* begin Provided information *

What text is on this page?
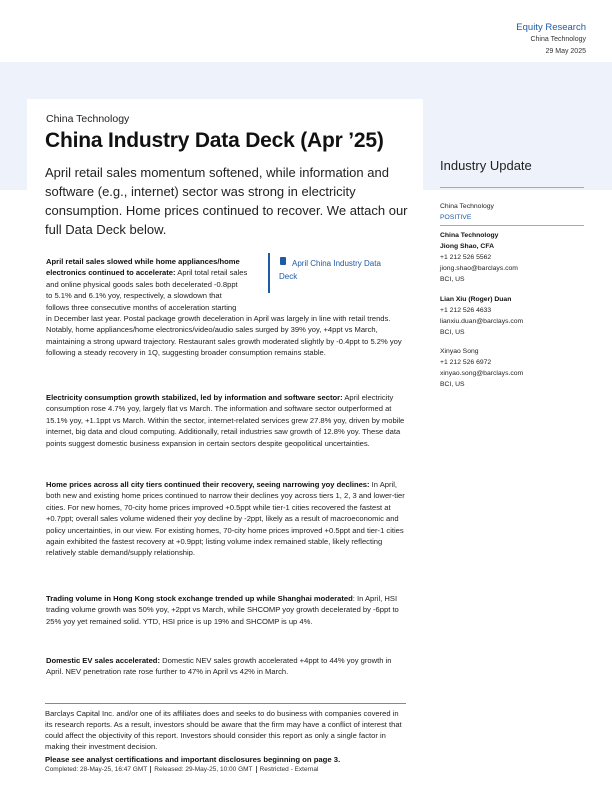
Equity Research
China Technology
29 May 2025
China Technology
China Industry Data Deck (Apr ’25)
April retail sales momentum softened, while information and software (e.g., internet) sector was strong in electricity consumption. Home prices continued to recover. We attach our full Data Deck below.
April China Industry Data Deck
April retail sales slowed while home appliances/home electronics continued to accelerate: April total retail sales
and online physical goods sales both decelerated -0.8ppt
to 5.1% and 6.1% yoy, respectively, a slowdown that
follows three consecutive months of acceleration starting
in December last year. Postal package growth deceleration in April was largely in line with retail trends. Notably, home appliances/home electronics/video/audio sales surged by 39% yoy, +4ppt vs March, maintaining a strong upward trajectory. Restaurant sales growth moderated slightly by -0.4ppt to 5.2% yoy following a steady recovery in 1Q, suggesting broader consumption remains stable.
Electricity consumption growth stabilized, led by information and software sector: April electricity consumption rose 4.7% yoy, largely flat vs March. The information and software sector outperformed at 15.1% yoy, +1.1ppt vs March. Within the sector, internet-related services grew 27.8% yoy, driven by mobile internet, big data and cloud computing. Additionally, retail industries saw growth of 12.8% yoy. These data points suggest domestic business expansion in certain sectors despite geopolitical uncertainties.
Home prices across all city tiers continued their recovery, seeing narrowing yoy declines: In April, both new and existing home prices continued to narrow their declines yoy across tiers 1, 2, 3 and lower-tier cities. For new homes, 70-city home prices improved +0.5ppt while tier-1 cities recovered the fastest at +0.7ppt; overall sales volume widened their yoy decline by -2ppt, likely as a result of macroeconomic and policy uncertainties, in our view. For existing homes, 70-city home prices improved +0.5ppt and tier-1 cities again exhibited the fastest recovery at +0.9ppt; listing volume index remained stable, likely reflecting relatively stable demand/supply relationship.
Trading volume in Hong Kong stock exchange trended up while Shanghai moderated: In April, HSI trading volume growth was 50% yoy, +2ppt vs March, while SHCOMP yoy growth decelerated by -6ppt to 25% yoy yet remained solid. YTD, HSI price is up 19% and SHCOMP is up 4%.
Domestic EV sales accelerated: Domestic NEV sales growth accelerated +4ppt to 44% yoy growth in April. NEV penetration rate rose further to 47% in April vs 42% in March.
Barclays Capital Inc. and/or one of its affiliates does and seeks to do business with companies covered in its research reports. As a result, investors should be aware that the firm may have a conflict of interest that could affect the objectivity of this report. Investors should consider this report as only a single factor in making their investment decision.
Please see analyst certifications and important disclosures beginning on page 3.
Completed: 28-May-25, 16:47 GMT Released: 29-May-25, 10:00 GMT Restricted - External
Industry Update
China Technology
POSITIVE
China Technology
Jiong Shao, CFA
+1 212 526 5562
jiong.shao@barclays.com
BCI, US
Lian Xiu (Roger) Duan
+1 212 526 4633
lianxiu.duan@barclays.com
BCI, US
Xinyao Song
+1 212 526 6972
xinyao.song@barclays.com
BCI, US
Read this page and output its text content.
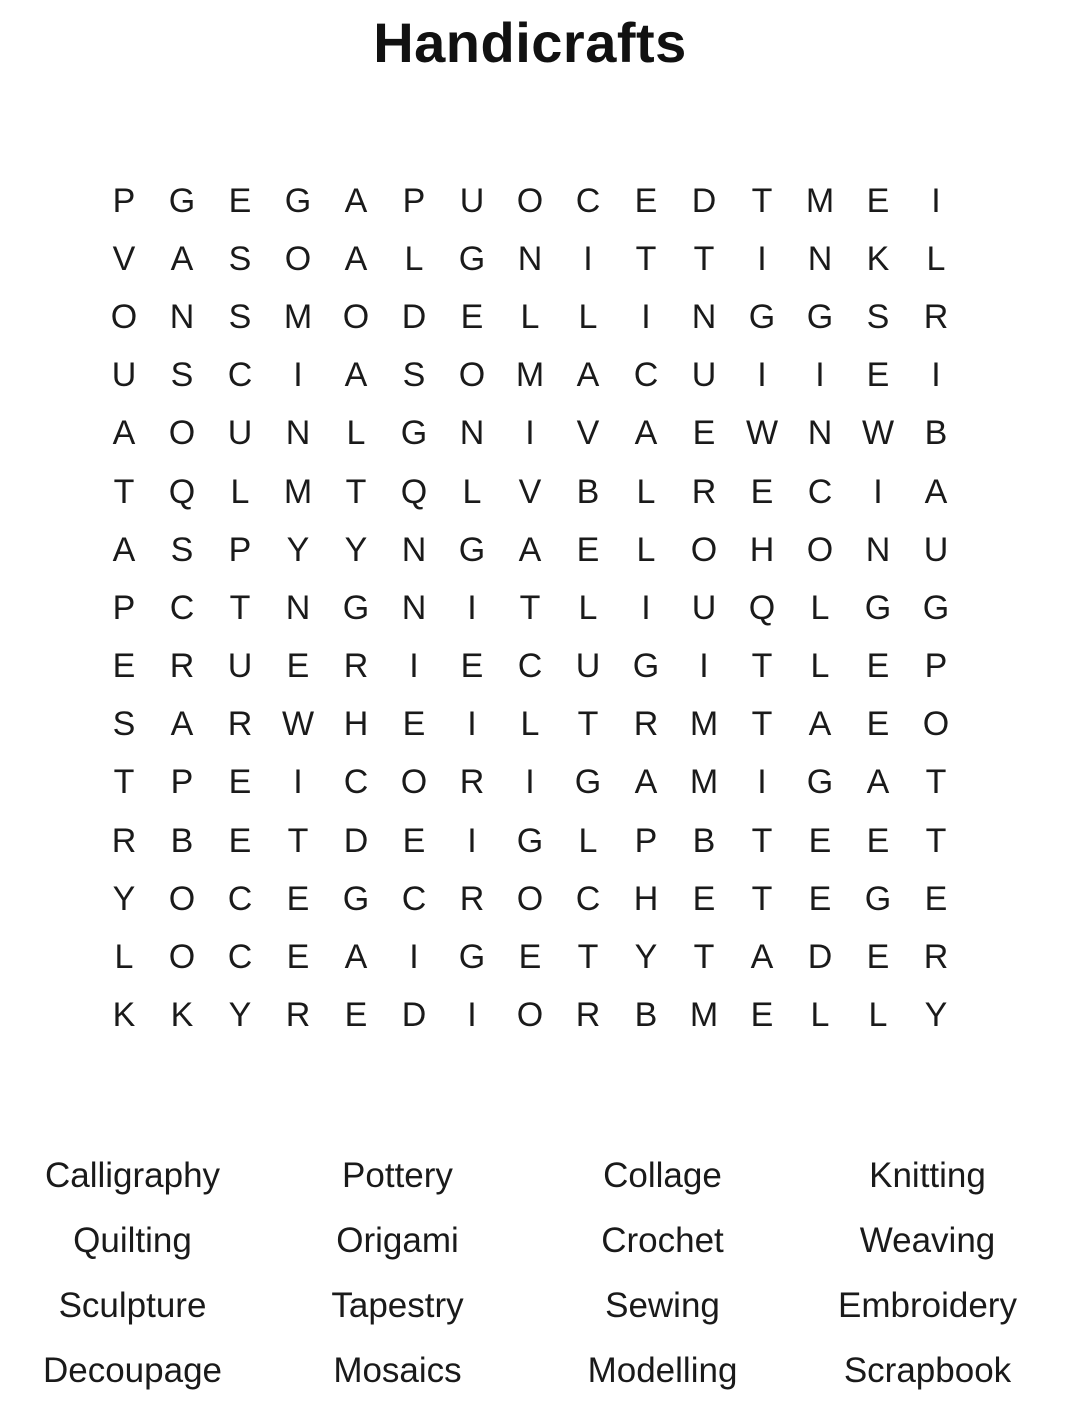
Handicrafts
P G E G A	P	U O C	E	D	T M E	I
V	A	S O A	L	G N	I	T	T	I	N	K	L
O N	S M O D	E	L	L	I	N G G S	R
U	S	C	I	A	S O M A	C U	I	I	E	I
A O U N	L	G N	I	V	A	E W N W B
T	Q	L	M T	Q	L	V	B	L	R	E	C	I	A
A	S	P	Y	Y	N G A	E	L	O H O N U
P	C	T	N G N	I	T	L	I	U Q	L	G G
E	R U	E	R	I	E	C U G	I	T	L	E	P
S	A	R W H	E	I	L	T	R M T	A	E O
T	P	E	I	C O R	I	G A M	I	G A	T
R	B	E	T	D	E	I	G	L	P	B	T	E	E	T
Y O C	E G C R O C H	E	T	E G E
L	O C	E	A	I	G E	T	Y	T	A	D	E	R
K	K	Y	R	E	D	I	O R	B M E	L	L	Y
Calligraphy	Pottery	Collage	Knitting
Quilting	Origami	Crochet	Weaving
Sculpture	Tapestry	Sewing	Embroidery
Decoupage	Mosaics	Modelling	Scrapbook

* end Provided information *

* [Written instruction]:
Every entry must be written out exactly, with all pictures left out.

* [Full solution]:
What text is on this page?
Equity Research
China Technology
29 May 2025
China Technology
China Industry Data Deck (Apr ’25)
April retail sales momentum softened, while information and software (e.g., internet) sector was strong in electricity consumption. Home prices continued to recover. We attach our full Data Deck below.
April China Industry Data Deck
April retail sales slowed while home appliances/home electronics continued to accelerate: April total retail sales
and online physical goods sales both decelerated -0.8ppt
to 5.1% and 6.1% yoy, respectively, a slowdown that
follows three consecutive months of acceleration starting
in December last year. Postal package growth deceleration in April was largely in line with retail trends. Notably, home appliances/home electronics/video/audio sales surged by 39% yoy, +4ppt vs March, maintaining a strong upward trajectory. Restaurant sales growth moderated slightly by -0.4ppt to 5.2% yoy following a steady recovery in 1Q, suggesting broader consumption remains stable.
Electricity consumption growth stabilized, led by information and software sector: April electricity consumption rose 4.7% yoy, largely flat vs March. The information and software sector outperformed at 15.1% yoy, +1.1ppt vs March. Within the sector, internet-related services grew 27.8% yoy, driven by mobile internet, big data and cloud computing. Additionally, retail industries saw growth of 12.8% yoy. These data points suggest domestic business expansion in certain sectors despite geopolitical uncertainties.
Home prices across all city tiers continued their recovery, seeing narrowing yoy declines: In April, both new and existing home prices continued to narrow their declines yoy across tiers 1, 2, 3 and lower-tier cities. For new homes, 70-city home prices improved +0.5ppt while tier-1 cities recovered the fastest at +0.7ppt; overall sales volume widened their yoy decline by -2ppt, likely as a result of macroeconomic and policy uncertainties, in our view. For existing homes, 70-city home prices improved +0.5ppt and tier-1 cities again exhibited the fastest recovery at +0.9ppt; listing volume index remained stable, likely reflecting relatively stable demand/supply relationship.
Trading volume in Hong Kong stock exchange trended up while Shanghai moderated: In April, HSI trading volume growth was 50% yoy, +2ppt vs March, while SHCOMP yoy growth decelerated by -6ppt to 25% yoy yet remained solid. YTD, HSI price is up 19% and SHCOMP is up 4%.
Domestic EV sales accelerated: Domestic NEV sales growth accelerated +4ppt to 44% yoy growth in April. NEV penetration rate rose further to 47% in April vs 42% in March.
Barclays Capital Inc. and/or one of its affiliates does and seeks to do business with companies covered in its research reports. As a result, investors should be aware that the firm may have a conflict of interest that could affect the objectivity of this report. Investors should consider this report as only a single factor in making their investment decision.
Please see analyst certifications and important disclosures beginning on page 3.
Completed: 28-May-25, 16:47 GMT Released: 29-May-25, 10:00 GMT Restricted - External
Industry Update
China Technology
POSITIVE
China Technology
Jiong Shao, CFA
+1 212 526 5562
jiong.shao@barclays.com
BCI, US
Lian Xiu (Roger) Duan
+1 212 526 4633
lianxiu.duan@barclays.com
BCI, US
Xinyao Song
+1 212 526 6972
xinyao.song@barclays.com
BCI, US
Read this page and output its text content.
Handicrafts
P G E G A	P	U O C	E	D	T M E	I
V	A	S O A	L	G N	I	T	T	I	N	K	L
O N	S M O D	E	L	L	I	N G G S	R
U	S	C	I	A	S O M A	C U	I	I	E	I
A O U N	L	G N	I	V	A	E W N W B
T	Q	L	M T	Q	L	V	B	L	R	E	C	I	A
A	S	P	Y	Y	N G A	E	L	O H O N U
P	C	T	N G N	I	T	L	I	U Q	L	G G
E	R U	E	R	I	E	C U G	I	T	L	E	P
S	A	R W H	E	I	L	T	R M T	A	E O
T	P	E	I	C O R	I	G A M	I	G A	T
R	B	E	T	D	E	I	G	L	P	B	T	E	E	T
Y O C	E G C R O C H	E	T	E G E
L	O C	E	A	I	G E	T	Y	T	A	D	E	R
K	K	Y	R	E	D	I	O R	B M E	L	L	Y
Calligraphy	Pottery	Collage	Knitting
Quilting	Origami	Crochet	Weaving
Sculpture	Tapestry	Sewing	Embroidery
Decoupage	Mosaics	Modelling	Scrapbook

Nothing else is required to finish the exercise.